Excerpt from a dataset:
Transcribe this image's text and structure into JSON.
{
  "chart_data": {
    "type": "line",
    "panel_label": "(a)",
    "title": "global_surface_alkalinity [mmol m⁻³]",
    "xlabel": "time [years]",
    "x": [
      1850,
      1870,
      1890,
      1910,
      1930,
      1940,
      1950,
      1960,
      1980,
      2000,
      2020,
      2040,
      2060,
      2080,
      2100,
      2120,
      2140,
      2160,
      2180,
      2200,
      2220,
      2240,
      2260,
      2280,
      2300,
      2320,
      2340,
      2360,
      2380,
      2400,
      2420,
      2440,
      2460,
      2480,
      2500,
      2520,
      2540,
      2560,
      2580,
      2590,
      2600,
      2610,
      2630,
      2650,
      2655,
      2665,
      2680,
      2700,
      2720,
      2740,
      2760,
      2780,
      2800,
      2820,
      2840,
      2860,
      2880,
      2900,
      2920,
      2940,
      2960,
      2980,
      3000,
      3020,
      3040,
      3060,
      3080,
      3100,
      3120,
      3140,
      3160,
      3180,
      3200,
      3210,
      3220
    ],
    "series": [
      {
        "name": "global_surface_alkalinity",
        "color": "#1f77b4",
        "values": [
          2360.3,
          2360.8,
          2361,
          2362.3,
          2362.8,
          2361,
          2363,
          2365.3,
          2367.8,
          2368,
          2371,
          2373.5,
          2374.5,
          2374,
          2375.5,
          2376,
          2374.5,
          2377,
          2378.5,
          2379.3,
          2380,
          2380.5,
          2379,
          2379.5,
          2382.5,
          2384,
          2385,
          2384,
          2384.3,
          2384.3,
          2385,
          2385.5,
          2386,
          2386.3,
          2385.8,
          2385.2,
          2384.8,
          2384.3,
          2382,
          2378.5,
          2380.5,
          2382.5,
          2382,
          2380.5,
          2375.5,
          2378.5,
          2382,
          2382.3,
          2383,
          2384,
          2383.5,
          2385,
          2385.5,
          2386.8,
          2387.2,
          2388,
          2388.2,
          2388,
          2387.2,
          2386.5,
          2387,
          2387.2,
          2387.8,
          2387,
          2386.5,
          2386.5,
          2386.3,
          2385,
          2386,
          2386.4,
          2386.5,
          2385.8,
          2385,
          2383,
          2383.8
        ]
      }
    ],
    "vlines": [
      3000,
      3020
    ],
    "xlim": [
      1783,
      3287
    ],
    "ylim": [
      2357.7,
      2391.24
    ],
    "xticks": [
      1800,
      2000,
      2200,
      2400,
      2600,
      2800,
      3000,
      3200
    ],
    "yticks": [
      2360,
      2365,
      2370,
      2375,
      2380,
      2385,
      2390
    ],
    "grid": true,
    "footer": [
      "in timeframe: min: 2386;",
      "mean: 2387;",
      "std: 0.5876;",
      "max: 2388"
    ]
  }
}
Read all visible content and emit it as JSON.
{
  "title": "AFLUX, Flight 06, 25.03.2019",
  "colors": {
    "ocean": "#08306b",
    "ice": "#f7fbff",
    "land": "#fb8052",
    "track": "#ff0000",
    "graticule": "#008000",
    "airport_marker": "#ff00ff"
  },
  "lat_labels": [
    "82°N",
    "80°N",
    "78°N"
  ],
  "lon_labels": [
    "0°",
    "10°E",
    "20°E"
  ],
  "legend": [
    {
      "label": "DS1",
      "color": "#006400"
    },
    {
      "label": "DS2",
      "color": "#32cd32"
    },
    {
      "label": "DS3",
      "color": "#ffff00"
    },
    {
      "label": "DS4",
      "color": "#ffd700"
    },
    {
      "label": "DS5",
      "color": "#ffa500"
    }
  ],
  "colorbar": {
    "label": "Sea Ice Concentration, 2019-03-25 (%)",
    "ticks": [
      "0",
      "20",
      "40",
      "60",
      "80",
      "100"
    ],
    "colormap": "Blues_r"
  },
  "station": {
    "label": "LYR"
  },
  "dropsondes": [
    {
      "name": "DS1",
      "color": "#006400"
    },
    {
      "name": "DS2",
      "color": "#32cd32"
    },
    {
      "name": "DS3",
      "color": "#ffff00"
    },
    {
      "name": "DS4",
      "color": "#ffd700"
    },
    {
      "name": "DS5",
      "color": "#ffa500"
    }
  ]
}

◆ **Work to be completed**
Go through the entries above and copy every line containing "JSON".

◆ **Written response**
Transcribe this image's text and structure into JSON.
Read all visible content and emit it as JSON.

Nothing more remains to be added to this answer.